§ **Task details**:
From the data that follows, report how many lines hold the string "candlestick", giving only the number.

[start Stored rows]

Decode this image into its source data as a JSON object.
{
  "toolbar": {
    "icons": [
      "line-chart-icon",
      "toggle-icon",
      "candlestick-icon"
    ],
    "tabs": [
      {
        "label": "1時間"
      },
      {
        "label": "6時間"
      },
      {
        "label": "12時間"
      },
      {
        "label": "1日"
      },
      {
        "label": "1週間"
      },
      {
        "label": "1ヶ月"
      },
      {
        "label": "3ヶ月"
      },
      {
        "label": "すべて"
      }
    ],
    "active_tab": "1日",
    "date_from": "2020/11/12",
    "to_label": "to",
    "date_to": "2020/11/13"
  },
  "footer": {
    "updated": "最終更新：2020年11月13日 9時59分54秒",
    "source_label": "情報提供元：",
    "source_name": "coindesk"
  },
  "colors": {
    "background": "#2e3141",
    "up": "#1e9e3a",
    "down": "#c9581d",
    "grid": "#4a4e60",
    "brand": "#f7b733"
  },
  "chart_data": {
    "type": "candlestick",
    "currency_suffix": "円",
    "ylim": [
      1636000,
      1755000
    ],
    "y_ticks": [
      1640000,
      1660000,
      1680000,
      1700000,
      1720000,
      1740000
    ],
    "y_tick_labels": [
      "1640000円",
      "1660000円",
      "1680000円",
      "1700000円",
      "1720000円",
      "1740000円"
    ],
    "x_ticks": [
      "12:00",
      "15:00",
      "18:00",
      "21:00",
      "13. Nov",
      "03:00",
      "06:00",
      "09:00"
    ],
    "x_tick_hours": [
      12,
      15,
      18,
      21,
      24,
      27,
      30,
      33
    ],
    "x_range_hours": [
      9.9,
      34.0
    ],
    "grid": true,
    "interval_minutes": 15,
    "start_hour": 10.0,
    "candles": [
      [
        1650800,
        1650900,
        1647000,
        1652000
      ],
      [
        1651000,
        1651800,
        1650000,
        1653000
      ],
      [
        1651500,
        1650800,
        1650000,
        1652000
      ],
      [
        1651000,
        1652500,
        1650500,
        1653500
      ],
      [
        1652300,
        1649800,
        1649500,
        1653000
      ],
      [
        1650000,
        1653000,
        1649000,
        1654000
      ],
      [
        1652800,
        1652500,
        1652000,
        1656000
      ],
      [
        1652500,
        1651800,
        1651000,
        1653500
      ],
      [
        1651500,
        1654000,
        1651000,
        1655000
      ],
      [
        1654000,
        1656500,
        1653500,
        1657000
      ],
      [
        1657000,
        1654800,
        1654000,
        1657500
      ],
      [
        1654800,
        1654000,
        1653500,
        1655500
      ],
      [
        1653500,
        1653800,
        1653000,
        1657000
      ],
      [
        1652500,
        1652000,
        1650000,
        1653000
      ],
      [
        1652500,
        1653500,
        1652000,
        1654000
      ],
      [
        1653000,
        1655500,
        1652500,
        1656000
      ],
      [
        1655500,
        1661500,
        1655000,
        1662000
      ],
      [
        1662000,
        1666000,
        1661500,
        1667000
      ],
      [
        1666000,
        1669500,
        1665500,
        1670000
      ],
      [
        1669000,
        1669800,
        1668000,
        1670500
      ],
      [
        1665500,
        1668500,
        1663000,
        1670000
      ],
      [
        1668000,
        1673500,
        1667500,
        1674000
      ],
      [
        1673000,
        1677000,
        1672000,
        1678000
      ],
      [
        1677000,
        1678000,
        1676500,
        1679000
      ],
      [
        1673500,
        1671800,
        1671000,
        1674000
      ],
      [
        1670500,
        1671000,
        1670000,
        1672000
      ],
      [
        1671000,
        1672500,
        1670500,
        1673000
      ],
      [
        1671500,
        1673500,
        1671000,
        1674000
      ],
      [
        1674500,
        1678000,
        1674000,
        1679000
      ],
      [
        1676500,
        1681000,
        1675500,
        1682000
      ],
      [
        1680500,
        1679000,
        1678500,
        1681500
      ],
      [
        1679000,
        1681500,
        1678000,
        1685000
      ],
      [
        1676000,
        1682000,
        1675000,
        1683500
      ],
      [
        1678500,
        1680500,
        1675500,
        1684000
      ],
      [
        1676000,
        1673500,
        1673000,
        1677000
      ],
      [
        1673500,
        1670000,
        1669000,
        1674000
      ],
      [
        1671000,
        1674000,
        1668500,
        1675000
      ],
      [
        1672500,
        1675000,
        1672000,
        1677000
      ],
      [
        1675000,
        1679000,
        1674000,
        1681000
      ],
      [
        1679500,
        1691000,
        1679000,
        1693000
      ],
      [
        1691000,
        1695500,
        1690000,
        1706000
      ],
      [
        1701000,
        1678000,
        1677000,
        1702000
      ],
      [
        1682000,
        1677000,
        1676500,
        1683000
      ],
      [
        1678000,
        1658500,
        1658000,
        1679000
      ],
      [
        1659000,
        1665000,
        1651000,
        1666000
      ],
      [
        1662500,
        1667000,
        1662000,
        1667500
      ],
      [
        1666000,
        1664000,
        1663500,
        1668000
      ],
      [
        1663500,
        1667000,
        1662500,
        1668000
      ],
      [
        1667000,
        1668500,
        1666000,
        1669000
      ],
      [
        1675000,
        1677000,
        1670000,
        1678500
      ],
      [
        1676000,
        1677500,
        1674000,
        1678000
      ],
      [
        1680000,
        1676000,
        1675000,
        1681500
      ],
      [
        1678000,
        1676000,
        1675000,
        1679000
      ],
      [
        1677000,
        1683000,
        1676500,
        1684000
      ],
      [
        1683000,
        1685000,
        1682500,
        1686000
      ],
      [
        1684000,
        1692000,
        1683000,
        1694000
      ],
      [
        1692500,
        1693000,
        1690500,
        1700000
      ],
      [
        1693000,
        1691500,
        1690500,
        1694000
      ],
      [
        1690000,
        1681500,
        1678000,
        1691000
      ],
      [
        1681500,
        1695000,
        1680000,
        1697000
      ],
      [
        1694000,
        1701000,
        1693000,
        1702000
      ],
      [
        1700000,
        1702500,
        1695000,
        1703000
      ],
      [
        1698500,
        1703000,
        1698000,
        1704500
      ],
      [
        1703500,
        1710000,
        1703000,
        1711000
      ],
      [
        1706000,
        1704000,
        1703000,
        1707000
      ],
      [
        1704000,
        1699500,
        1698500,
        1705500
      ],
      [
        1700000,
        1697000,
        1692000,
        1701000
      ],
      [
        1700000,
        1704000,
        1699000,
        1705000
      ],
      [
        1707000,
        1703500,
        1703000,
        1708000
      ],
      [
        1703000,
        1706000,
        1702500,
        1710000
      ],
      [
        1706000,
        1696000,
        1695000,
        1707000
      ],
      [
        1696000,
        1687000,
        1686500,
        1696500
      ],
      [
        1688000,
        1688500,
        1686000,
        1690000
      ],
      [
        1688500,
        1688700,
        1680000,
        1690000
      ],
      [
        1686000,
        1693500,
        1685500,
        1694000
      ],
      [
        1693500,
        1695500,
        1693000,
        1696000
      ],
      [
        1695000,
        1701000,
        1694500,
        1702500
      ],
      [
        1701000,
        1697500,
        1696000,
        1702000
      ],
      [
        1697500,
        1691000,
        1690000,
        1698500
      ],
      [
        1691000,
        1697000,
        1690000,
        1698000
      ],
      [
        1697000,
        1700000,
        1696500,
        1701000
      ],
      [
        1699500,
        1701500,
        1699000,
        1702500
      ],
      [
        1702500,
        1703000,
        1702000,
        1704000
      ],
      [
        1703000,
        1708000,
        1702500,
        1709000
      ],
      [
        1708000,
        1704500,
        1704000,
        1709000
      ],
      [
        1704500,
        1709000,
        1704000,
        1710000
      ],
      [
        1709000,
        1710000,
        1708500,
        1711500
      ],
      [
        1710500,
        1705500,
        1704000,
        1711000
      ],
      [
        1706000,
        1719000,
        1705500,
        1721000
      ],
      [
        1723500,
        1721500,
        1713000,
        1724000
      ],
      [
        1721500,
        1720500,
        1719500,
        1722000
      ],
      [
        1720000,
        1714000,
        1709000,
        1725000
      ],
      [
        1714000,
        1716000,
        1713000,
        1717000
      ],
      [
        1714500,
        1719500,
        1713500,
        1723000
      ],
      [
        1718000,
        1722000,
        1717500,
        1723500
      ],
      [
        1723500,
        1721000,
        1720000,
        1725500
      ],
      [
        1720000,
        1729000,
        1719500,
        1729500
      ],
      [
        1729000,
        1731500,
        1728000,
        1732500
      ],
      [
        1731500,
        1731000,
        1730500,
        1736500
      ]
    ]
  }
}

[end Stored rows]

§ **Result of the task**:
2